**Exercise directions:** Keep only the lines where "JSON" appears.

**Items:**

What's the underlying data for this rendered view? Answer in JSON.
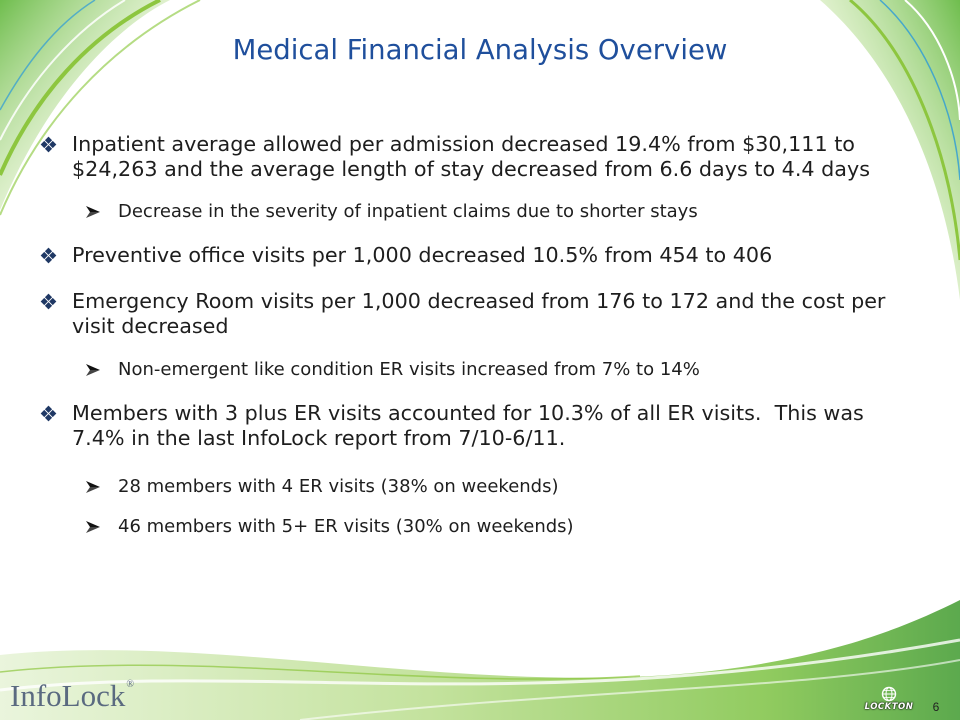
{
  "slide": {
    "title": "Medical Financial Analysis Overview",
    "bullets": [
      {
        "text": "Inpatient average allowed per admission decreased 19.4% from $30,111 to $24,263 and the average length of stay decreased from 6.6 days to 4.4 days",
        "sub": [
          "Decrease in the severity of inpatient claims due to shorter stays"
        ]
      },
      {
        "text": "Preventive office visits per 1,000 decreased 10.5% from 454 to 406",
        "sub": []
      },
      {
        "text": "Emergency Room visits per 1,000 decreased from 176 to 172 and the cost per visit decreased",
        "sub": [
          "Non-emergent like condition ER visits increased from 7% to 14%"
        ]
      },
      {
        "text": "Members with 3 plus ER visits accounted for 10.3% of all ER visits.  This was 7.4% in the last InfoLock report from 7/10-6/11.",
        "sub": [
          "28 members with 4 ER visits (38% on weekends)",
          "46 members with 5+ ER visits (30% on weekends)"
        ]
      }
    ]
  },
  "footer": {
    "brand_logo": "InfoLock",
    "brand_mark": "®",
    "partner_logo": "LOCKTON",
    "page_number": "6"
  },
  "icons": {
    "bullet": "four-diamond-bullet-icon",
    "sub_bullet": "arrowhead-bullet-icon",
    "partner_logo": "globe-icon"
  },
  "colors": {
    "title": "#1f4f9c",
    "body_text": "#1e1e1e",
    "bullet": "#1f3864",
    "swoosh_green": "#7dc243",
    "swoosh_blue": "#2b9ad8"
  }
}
--
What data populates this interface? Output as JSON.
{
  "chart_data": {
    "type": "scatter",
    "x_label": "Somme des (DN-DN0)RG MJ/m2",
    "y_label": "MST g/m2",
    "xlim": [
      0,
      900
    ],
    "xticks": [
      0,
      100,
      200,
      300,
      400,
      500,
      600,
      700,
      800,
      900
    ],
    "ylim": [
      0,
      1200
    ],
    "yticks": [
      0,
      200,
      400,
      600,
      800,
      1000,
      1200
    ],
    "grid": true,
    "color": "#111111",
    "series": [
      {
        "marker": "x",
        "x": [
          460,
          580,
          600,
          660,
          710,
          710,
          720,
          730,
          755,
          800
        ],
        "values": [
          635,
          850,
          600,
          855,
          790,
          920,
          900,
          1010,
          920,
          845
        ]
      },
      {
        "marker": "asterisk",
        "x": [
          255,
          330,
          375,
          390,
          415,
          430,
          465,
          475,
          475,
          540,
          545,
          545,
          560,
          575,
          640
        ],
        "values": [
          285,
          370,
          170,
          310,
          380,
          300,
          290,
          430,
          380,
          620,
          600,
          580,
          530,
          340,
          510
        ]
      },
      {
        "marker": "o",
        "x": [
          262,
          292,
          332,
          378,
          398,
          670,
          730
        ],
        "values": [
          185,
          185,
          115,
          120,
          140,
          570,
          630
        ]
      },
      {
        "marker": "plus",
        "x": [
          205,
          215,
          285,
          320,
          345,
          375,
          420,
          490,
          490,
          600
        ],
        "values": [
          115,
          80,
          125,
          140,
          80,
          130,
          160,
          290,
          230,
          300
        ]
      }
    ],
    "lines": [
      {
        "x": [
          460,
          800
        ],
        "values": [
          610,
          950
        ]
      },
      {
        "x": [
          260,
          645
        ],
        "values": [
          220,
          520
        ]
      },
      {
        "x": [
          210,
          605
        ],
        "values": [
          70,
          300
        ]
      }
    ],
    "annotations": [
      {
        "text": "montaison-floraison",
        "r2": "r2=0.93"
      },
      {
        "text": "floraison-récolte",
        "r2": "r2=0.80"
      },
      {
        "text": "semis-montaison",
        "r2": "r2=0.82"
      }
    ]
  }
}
==
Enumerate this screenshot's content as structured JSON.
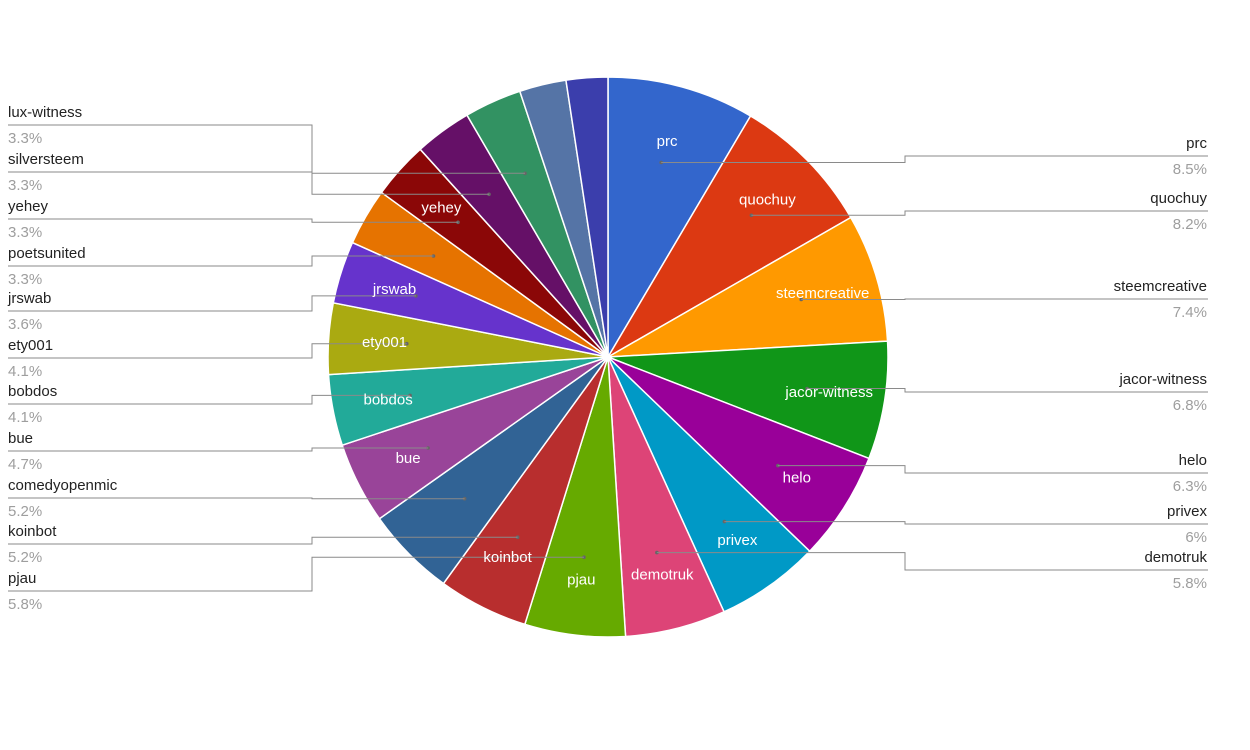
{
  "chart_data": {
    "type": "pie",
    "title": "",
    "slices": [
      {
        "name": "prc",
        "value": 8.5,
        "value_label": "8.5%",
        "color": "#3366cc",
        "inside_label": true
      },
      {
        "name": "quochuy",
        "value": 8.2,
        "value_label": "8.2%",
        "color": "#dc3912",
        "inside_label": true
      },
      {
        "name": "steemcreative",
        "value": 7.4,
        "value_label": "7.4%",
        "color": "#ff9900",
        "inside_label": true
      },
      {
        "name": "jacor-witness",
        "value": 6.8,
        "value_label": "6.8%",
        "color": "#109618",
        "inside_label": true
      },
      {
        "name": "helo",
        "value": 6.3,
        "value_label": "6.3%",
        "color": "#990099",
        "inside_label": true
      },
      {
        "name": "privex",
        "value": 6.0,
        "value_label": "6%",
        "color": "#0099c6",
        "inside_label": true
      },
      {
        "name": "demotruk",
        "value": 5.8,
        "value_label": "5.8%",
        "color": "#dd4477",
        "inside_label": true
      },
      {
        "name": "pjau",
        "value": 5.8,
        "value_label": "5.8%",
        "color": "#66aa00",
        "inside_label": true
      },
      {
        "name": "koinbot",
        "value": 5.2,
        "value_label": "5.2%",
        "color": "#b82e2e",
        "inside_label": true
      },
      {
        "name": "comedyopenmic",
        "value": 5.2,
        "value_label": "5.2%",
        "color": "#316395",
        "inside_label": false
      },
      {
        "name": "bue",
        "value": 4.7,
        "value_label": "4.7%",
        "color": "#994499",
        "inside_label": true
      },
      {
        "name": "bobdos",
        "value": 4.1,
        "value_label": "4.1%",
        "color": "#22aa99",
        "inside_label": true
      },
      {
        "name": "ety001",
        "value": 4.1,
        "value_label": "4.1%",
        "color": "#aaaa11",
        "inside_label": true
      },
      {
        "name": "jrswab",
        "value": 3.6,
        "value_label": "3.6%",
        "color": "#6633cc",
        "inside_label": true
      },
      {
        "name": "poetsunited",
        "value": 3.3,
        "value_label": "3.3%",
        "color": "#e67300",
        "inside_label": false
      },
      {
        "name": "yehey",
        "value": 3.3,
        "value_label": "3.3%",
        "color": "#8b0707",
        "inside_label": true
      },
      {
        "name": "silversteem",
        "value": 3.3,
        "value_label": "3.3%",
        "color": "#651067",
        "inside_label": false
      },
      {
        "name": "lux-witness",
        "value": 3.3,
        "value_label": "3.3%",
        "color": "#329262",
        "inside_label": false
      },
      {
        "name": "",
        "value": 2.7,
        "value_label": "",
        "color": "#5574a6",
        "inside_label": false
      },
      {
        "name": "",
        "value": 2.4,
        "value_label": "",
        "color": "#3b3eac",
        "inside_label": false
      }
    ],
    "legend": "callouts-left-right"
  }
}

**Result of this exercise:**
What's the underlying data for this rendered view? Answer in JSON.
What data populates this interface? Output as JSON.
Enumerate this screenshot's content as structured JSON.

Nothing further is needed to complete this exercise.